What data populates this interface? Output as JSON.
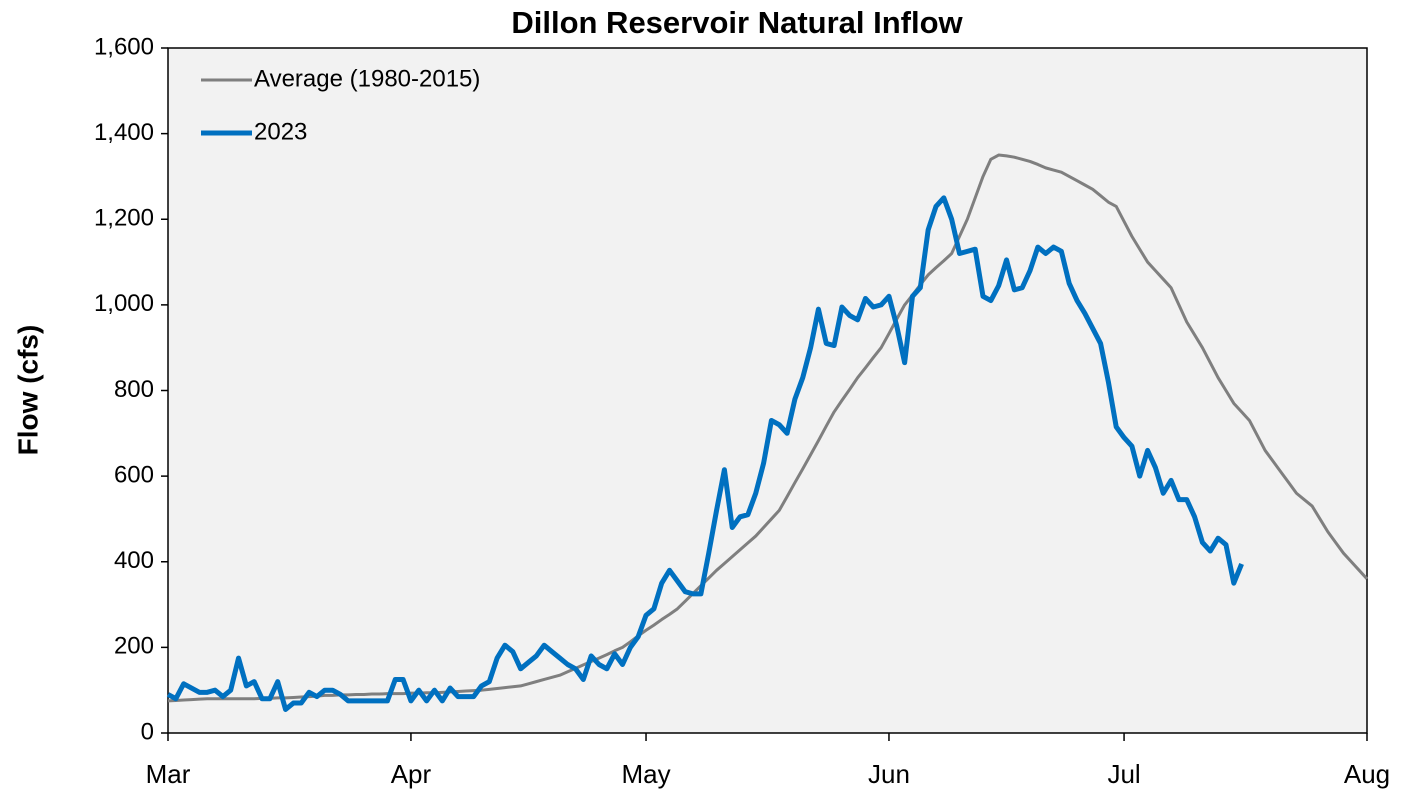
{
  "chart_data": {
    "type": "line",
    "title": "Dillon Reservoir Natural Inflow",
    "ylabel": "Flow (cfs)",
    "x": [
      0,
      1,
      2,
      3,
      4,
      5,
      6,
      7,
      8,
      9,
      10,
      11,
      12,
      13,
      14,
      15,
      16,
      17,
      18,
      19,
      20,
      21,
      22,
      23,
      24,
      25,
      26,
      27,
      28,
      29,
      30,
      31,
      32,
      33,
      34,
      35,
      36,
      37,
      38,
      39,
      40,
      41,
      42,
      43,
      44,
      45,
      46,
      47,
      48,
      49,
      50,
      51,
      52,
      53,
      54,
      55,
      56,
      57,
      58,
      59,
      60,
      61,
      62,
      63,
      64,
      65,
      66,
      67,
      68,
      69,
      70,
      71,
      72,
      73,
      74,
      75,
      76,
      77,
      78,
      79,
      80,
      81,
      82,
      83,
      84,
      85,
      86,
      87,
      88,
      89,
      90,
      91,
      92,
      93,
      94,
      95,
      96,
      97,
      98,
      99,
      100,
      101,
      102,
      103,
      104,
      105,
      106,
      107,
      108,
      109,
      110,
      111,
      112,
      113,
      114,
      115,
      116,
      117,
      118,
      119,
      120,
      121,
      122,
      123,
      124,
      125,
      126,
      127,
      128,
      129,
      130,
      131,
      132,
      133,
      134,
      135,
      136,
      137,
      138,
      139,
      140,
      141,
      142,
      143,
      144,
      145,
      146,
      147,
      148,
      149,
      150,
      151,
      152,
      153
    ],
    "xlim": [
      0,
      153
    ],
    "xticks": [
      {
        "value": 0,
        "label": "Mar"
      },
      {
        "value": 31,
        "label": "Apr"
      },
      {
        "value": 61,
        "label": "May"
      },
      {
        "value": 92,
        "label": "Jun"
      },
      {
        "value": 122,
        "label": "Jul"
      },
      {
        "value": 153,
        "label": "Aug"
      }
    ],
    "ylim": [
      0,
      1600
    ],
    "yticks": [
      0,
      200,
      400,
      600,
      800,
      {
        "value": 1000,
        "label": "1,000"
      },
      {
        "value": 1200,
        "label": "1,200"
      },
      {
        "value": 1400,
        "label": "1,400"
      },
      {
        "value": 1600,
        "label": "1,600"
      }
    ],
    "grid": false,
    "legend": "upper left",
    "series": [
      {
        "name": "Average (1980-2015)",
        "color": "#7f7f7f",
        "width": 3,
        "values": [
          75,
          76,
          77,
          78,
          79,
          80,
          80,
          80,
          80,
          80,
          80,
          80,
          81,
          81,
          82,
          82,
          83,
          84,
          85,
          86,
          88,
          88,
          89,
          89,
          90,
          90,
          91,
          91,
          92,
          92,
          92,
          93,
          93,
          94,
          94,
          95,
          96,
          97,
          98,
          99,
          100,
          102,
          104,
          106,
          108,
          110,
          115,
          120,
          125,
          130,
          135,
          143,
          151,
          159,
          167,
          175,
          183,
          192,
          200,
          213,
          227,
          240,
          252,
          265,
          277,
          290,
          308,
          326,
          344,
          362,
          380,
          396,
          412,
          428,
          444,
          460,
          480,
          500,
          520,
          552,
          585,
          617,
          650,
          683,
          717,
          750,
          777,
          803,
          830,
          853,
          877,
          900,
          933,
          967,
          1000,
          1023,
          1047,
          1070,
          1087,
          1103,
          1120,
          1160,
          1200,
          1250,
          1300,
          1340,
          1350,
          1348,
          1345,
          1340,
          1335,
          1328,
          1320,
          1315,
          1310,
          1300,
          1290,
          1280,
          1270,
          1255,
          1240,
          1230,
          1195,
          1160,
          1130,
          1100,
          1080,
          1060,
          1040,
          1000,
          960,
          930,
          900,
          865,
          830,
          800,
          770,
          750,
          730,
          695,
          660,
          635,
          610,
          585,
          560,
          545,
          530,
          500,
          470,
          445,
          420,
          400,
          380,
          360
        ]
      },
      {
        "name": "2023",
        "color": "#0070c0",
        "width": 5,
        "values": [
          90,
          80,
          115,
          105,
          95,
          95,
          100,
          85,
          100,
          175,
          110,
          120,
          80,
          80,
          120,
          55,
          70,
          70,
          95,
          85,
          100,
          100,
          90,
          75,
          75,
          75,
          75,
          75,
          75,
          125,
          125,
          75,
          100,
          75,
          100,
          75,
          105,
          85,
          85,
          85,
          110,
          120,
          175,
          205,
          190,
          150,
          165,
          180,
          205,
          190,
          175,
          160,
          150,
          125,
          180,
          160,
          150,
          185,
          160,
          200,
          225,
          275,
          290,
          350,
          380,
          355,
          330,
          325,
          325,
          420,
          520,
          615,
          480,
          505,
          510,
          560,
          630,
          730,
          720,
          700,
          780,
          830,
          900,
          990,
          910,
          905,
          995,
          975,
          965,
          1015,
          995,
          1000,
          1020,
          950,
          865,
          1020,
          1040,
          1175,
          1230,
          1250,
          1200,
          1120,
          1125,
          1130,
          1020,
          1010,
          1045,
          1105,
          1035,
          1040,
          1080,
          1135,
          1120,
          1135,
          1125,
          1050,
          1010,
          980,
          945,
          910,
          820,
          715,
          690,
          670,
          600,
          660,
          620,
          560,
          590,
          545,
          545,
          505,
          445,
          425,
          455,
          440,
          350,
          395,
          null,
          null,
          null,
          null,
          null,
          null,
          null,
          null,
          null,
          null,
          null,
          null,
          null,
          null,
          null,
          null
        ]
      }
    ]
  }
}
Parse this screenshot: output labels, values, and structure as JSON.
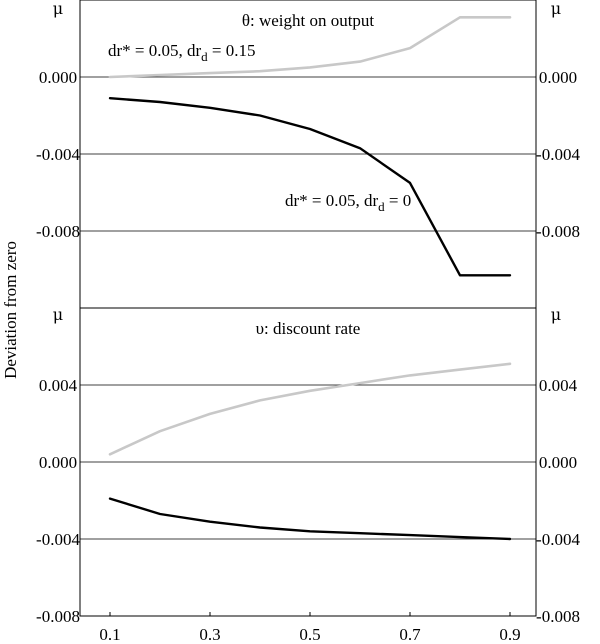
{
  "ylabel": "Deviation from zero",
  "chart_data": [
    {
      "type": "line",
      "title": "θ: weight on output",
      "unit_label": "μ",
      "x": [
        0.1,
        0.2,
        0.3,
        0.4,
        0.5,
        0.6,
        0.7,
        0.8,
        0.9
      ],
      "ylim": [
        -0.012,
        0.004
      ],
      "yticks": [
        0.0,
        -0.004,
        -0.008
      ],
      "ytick_labels": [
        "0.000",
        "-0.004",
        "-0.008"
      ],
      "series": [
        {
          "name": "dr* = 0.05, drd = 0.15",
          "label_main": "dr* = 0.05, dr",
          "label_sub": "d",
          "label_tail": " = 0.15",
          "color": "#c8c8c8",
          "values": [
            0.0,
            0.0001,
            0.0002,
            0.0003,
            0.0005,
            0.0008,
            0.0015,
            0.0031,
            0.0031
          ]
        },
        {
          "name": "dr* = 0.05, drd = 0",
          "label_main": "dr* = 0.05, dr",
          "label_sub": "d",
          "label_tail": " = 0",
          "color": "#000000",
          "values": [
            -0.0011,
            -0.0013,
            -0.0016,
            -0.002,
            -0.0027,
            -0.0037,
            -0.0055,
            -0.0103,
            -0.0103
          ]
        }
      ]
    },
    {
      "type": "line",
      "title": "υ: discount rate",
      "unit_label": "μ",
      "x": [
        0.1,
        0.2,
        0.3,
        0.4,
        0.5,
        0.6,
        0.7,
        0.8,
        0.9
      ],
      "xticks": [
        0.1,
        0.3,
        0.5,
        0.7,
        0.9
      ],
      "xtick_labels": [
        "0.1",
        "0.3",
        "0.5",
        "0.7",
        "0.9"
      ],
      "ylim": [
        -0.008,
        0.008
      ],
      "yticks": [
        0.004,
        0.0,
        -0.004,
        -0.008
      ],
      "ytick_labels": [
        "0.004",
        "0.000",
        "-0.004",
        "-0.008"
      ],
      "series": [
        {
          "name": "light",
          "color": "#c8c8c8",
          "values": [
            0.0004,
            0.0016,
            0.0025,
            0.0032,
            0.0037,
            0.0041,
            0.0045,
            0.0048,
            0.0051
          ]
        },
        {
          "name": "dark",
          "color": "#000000",
          "values": [
            -0.0019,
            -0.0027,
            -0.0031,
            -0.0034,
            -0.0036,
            -0.0037,
            -0.0038,
            -0.0039,
            -0.004
          ]
        }
      ]
    }
  ]
}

> Instructions to follow:
Only the number is required: the count of lines containing the word "ylabel".

> Result below:
2